** start **

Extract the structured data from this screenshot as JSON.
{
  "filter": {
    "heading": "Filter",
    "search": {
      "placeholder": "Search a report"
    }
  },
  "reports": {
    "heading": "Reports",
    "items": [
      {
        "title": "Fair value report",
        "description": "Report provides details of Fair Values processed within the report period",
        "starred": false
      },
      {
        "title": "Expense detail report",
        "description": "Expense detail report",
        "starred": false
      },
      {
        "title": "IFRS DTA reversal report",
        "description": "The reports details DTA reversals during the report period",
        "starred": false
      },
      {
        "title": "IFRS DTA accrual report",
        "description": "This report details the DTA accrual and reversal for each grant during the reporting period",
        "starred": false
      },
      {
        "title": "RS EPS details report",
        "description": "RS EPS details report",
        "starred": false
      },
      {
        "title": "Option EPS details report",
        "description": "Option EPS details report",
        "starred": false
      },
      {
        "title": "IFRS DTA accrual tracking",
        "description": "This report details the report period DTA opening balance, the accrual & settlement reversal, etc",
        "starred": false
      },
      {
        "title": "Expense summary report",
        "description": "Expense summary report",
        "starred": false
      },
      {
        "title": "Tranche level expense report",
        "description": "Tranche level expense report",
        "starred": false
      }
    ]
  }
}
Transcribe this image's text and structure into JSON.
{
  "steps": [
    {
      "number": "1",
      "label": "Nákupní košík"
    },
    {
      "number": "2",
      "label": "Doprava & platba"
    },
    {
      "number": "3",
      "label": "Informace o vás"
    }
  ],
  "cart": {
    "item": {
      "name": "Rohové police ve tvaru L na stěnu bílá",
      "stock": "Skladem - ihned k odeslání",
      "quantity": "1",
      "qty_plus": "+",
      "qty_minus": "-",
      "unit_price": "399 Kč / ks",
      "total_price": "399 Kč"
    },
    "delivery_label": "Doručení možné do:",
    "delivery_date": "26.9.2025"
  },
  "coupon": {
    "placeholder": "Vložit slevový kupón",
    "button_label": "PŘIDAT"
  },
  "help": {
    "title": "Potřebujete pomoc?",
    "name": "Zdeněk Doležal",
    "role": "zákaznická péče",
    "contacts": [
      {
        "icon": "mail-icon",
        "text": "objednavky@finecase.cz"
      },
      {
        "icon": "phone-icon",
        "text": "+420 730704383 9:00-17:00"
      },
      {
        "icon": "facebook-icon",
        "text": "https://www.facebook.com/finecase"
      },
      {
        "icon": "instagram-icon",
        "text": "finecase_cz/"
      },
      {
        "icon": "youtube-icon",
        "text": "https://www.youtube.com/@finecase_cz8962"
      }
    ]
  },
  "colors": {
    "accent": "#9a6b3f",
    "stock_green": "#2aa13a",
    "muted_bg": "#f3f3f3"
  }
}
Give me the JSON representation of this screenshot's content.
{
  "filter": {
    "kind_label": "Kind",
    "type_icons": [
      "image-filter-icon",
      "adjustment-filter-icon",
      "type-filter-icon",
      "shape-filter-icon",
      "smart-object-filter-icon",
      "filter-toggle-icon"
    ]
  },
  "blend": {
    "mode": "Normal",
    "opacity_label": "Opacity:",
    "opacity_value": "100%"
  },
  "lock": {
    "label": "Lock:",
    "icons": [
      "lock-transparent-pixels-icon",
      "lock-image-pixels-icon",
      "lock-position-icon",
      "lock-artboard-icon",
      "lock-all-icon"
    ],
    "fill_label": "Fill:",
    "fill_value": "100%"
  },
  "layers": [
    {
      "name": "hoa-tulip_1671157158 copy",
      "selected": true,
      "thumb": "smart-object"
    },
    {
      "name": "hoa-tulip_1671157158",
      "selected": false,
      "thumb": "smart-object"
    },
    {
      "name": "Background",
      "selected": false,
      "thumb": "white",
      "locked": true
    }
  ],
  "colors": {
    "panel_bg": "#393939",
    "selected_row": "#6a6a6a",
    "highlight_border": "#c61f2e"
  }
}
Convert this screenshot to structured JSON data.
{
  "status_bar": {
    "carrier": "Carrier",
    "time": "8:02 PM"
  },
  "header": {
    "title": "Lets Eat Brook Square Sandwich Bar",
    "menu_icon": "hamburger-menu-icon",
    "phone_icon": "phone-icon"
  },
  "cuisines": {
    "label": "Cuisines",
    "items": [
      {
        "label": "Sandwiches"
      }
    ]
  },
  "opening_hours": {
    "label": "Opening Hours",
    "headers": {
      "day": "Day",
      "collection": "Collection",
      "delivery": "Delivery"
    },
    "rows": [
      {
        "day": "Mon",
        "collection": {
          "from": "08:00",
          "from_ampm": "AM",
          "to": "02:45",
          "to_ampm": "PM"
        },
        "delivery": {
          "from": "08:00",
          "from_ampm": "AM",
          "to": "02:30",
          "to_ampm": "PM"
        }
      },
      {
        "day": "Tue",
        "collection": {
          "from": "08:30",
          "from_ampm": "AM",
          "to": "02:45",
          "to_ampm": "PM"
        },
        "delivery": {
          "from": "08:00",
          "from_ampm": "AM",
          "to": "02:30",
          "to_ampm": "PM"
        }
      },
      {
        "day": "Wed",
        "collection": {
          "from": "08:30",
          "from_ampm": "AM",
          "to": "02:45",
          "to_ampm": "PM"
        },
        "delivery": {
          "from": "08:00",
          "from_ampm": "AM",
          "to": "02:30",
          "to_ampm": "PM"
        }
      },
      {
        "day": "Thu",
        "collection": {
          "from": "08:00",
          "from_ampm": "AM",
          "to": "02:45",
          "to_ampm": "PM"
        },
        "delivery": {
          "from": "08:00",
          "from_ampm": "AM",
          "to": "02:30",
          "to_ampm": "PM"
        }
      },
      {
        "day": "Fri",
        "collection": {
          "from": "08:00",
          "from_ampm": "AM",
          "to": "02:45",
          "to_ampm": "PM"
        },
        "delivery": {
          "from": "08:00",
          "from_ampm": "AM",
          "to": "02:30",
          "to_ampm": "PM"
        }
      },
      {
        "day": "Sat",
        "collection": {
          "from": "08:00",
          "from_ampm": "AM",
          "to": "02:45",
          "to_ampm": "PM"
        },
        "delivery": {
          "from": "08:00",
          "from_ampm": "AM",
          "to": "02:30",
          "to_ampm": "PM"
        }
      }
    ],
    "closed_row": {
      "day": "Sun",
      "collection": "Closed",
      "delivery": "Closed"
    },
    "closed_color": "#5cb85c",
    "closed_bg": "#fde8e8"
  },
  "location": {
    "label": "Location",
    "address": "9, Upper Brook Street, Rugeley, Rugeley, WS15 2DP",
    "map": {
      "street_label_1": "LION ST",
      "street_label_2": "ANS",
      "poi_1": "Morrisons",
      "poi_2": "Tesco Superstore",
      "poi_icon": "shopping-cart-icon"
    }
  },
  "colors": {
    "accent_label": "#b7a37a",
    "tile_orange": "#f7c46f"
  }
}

** end **

**Do this**.
Write every entry out again exactly.

**Full output**.
Extract the structured data from this screenshot as JSON.
{
  "filter": {
    "heading": "Filter",
    "search": {
      "placeholder": "Search a report"
    }
  },
  "reports": {
    "heading": "Reports",
    "items": [
      {
        "title": "Fair value report",
        "description": "Report provides details of Fair Values processed within the report period",
        "starred": false
      },
      {
        "title": "Expense detail report",
        "description": "Expense detail report",
        "starred": false
      },
      {
        "title": "IFRS DTA reversal report",
        "description": "The reports details DTA reversals during the report period",
        "starred": false
      },
      {
        "title": "IFRS DTA accrual report",
        "description": "This report details the DTA accrual and reversal for each grant during the reporting period",
        "starred": false
      },
      {
        "title": "RS EPS details report",
        "description": "RS EPS details report",
        "starred": false
      },
      {
        "title": "Option EPS details report",
        "description": "Option EPS details report",
        "starred": false
      },
      {
        "title": "IFRS DTA accrual tracking",
        "description": "This report details the report period DTA opening balance, the accrual & settlement reversal, etc",
        "starred": false
      },
      {
        "title": "Expense summary report",
        "description": "Expense summary report",
        "starred": false
      },
      {
        "title": "Tranche level expense report",
        "description": "Tranche level expense report",
        "starred": false
      }
    ]
  }
}
Transcribe this image's text and structure into JSON.
{
  "steps": [
    {
      "number": "1",
      "label": "Nákupní košík"
    },
    {
      "number": "2",
      "label": "Doprava & platba"
    },
    {
      "number": "3",
      "label": "Informace o vás"
    }
  ],
  "cart": {
    "item": {
      "name": "Rohové police ve tvaru L na stěnu bílá",
      "stock": "Skladem - ihned k odeslání",
      "quantity": "1",
      "qty_plus": "+",
      "qty_minus": "-",
      "unit_price": "399 Kč / ks",
      "total_price": "399 Kč"
    },
    "delivery_label": "Doručení možné do:",
    "delivery_date": "26.9.2025"
  },
  "coupon": {
    "placeholder": "Vložit slevový kupón",
    "button_label": "PŘIDAT"
  },
  "help": {
    "title": "Potřebujete pomoc?",
    "name": "Zdeněk Doležal",
    "role": "zákaznická péče",
    "contacts": [
      {
        "icon": "mail-icon",
        "text": "objednavky@finecase.cz"
      },
      {
        "icon": "phone-icon",
        "text": "+420 730704383 9:00-17:00"
      },
      {
        "icon": "facebook-icon",
        "text": "https://www.facebook.com/finecase"
      },
      {
        "icon": "instagram-icon",
        "text": "finecase_cz/"
      },
      {
        "icon": "youtube-icon",
        "text": "https://www.youtube.com/@finecase_cz8962"
      }
    ]
  },
  "colors": {
    "accent": "#9a6b3f",
    "stock_green": "#2aa13a",
    "muted_bg": "#f3f3f3"
  }
}
Give me the JSON representation of this screenshot's content.
{
  "filter": {
    "kind_label": "Kind",
    "type_icons": [
      "image-filter-icon",
      "adjustment-filter-icon",
      "type-filter-icon",
      "shape-filter-icon",
      "smart-object-filter-icon",
      "filter-toggle-icon"
    ]
  },
  "blend": {
    "mode": "Normal",
    "opacity_label": "Opacity:",
    "opacity_value": "100%"
  },
  "lock": {
    "label": "Lock:",
    "icons": [
      "lock-transparent-pixels-icon",
      "lock-image-pixels-icon",
      "lock-position-icon",
      "lock-artboard-icon",
      "lock-all-icon"
    ],
    "fill_label": "Fill:",
    "fill_value": "100%"
  },
  "layers": [
    {
      "name": "hoa-tulip_1671157158 copy",
      "selected": true,
      "thumb": "smart-object"
    },
    {
      "name": "hoa-tulip_1671157158",
      "selected": false,
      "thumb": "smart-object"
    },
    {
      "name": "Background",
      "selected": false,
      "thumb": "white",
      "locked": true
    }
  ],
  "colors": {
    "panel_bg": "#393939",
    "selected_row": "#6a6a6a",
    "highlight_border": "#c61f2e"
  }
}
Convert this screenshot to structured JSON data.
{
  "status_bar": {
    "carrier": "Carrier",
    "time": "8:02 PM"
  },
  "header": {
    "title": "Lets Eat Brook Square Sandwich Bar",
    "menu_icon": "hamburger-menu-icon",
    "phone_icon": "phone-icon"
  },
  "cuisines": {
    "label": "Cuisines",
    "items": [
      {
        "label": "Sandwiches"
      }
    ]
  },
  "opening_hours": {
    "label": "Opening Hours",
    "headers": {
      "day": "Day",
      "collection": "Collection",
      "delivery": "Delivery"
    },
    "rows": [
      {
        "day": "Mon",
        "collection": {
          "from": "08:00",
          "from_ampm": "AM",
          "to": "02:45",
          "to_ampm": "PM"
        },
        "delivery": {
          "from": "08:00",
          "from_ampm": "AM",
          "to": "02:30",
          "to_ampm": "PM"
        }
      },
      {
        "day": "Tue",
        "collection": {
          "from": "08:30",
          "from_ampm": "AM",
          "to": "02:45",
          "to_ampm": "PM"
        },
        "delivery": {
          "from": "08:00",
          "from_ampm": "AM",
          "to": "02:30",
          "to_ampm": "PM"
        }
      },
      {
        "day": "Wed",
        "collection": {
          "from": "08:30",
          "from_ampm": "AM",
          "to": "02:45",
          "to_ampm": "PM"
        },
        "delivery": {
          "from": "08:00",
          "from_ampm": "AM",
          "to": "02:30",
          "to_ampm": "PM"
        }
      },
      {
        "day": "Thu",
        "collection": {
          "from": "08:00",
          "from_ampm": "AM",
          "to": "02:45",
          "to_ampm": "PM"
        },
        "delivery": {
          "from": "08:00",
          "from_ampm": "AM",
          "to": "02:30",
          "to_ampm": "PM"
        }
      },
      {
        "day": "Fri",
        "collection": {
          "from": "08:00",
          "from_ampm": "AM",
          "to": "02:45",
          "to_ampm": "PM"
        },
        "delivery": {
          "from": "08:00",
          "from_ampm": "AM",
          "to": "02:30",
          "to_ampm": "PM"
        }
      },
      {
        "day": "Sat",
        "collection": {
          "from": "08:00",
          "from_ampm": "AM",
          "to": "02:45",
          "to_ampm": "PM"
        },
        "delivery": {
          "from": "08:00",
          "from_ampm": "AM",
          "to": "02:30",
          "to_ampm": "PM"
        }
      }
    ],
    "closed_row": {
      "day": "Sun",
      "collection": "Closed",
      "delivery": "Closed"
    },
    "closed_color": "#5cb85c",
    "closed_bg": "#fde8e8"
  },
  "location": {
    "label": "Location",
    "address": "9, Upper Brook Street, Rugeley, Rugeley, WS15 2DP",
    "map": {
      "street_label_1": "LION ST",
      "street_label_2": "ANS",
      "poi_1": "Morrisons",
      "poi_2": "Tesco Superstore",
      "poi_icon": "shopping-cart-icon"
    }
  },
  "colors": {
    "accent_label": "#b7a37a",
    "tile_orange": "#f7c46f"
  }
}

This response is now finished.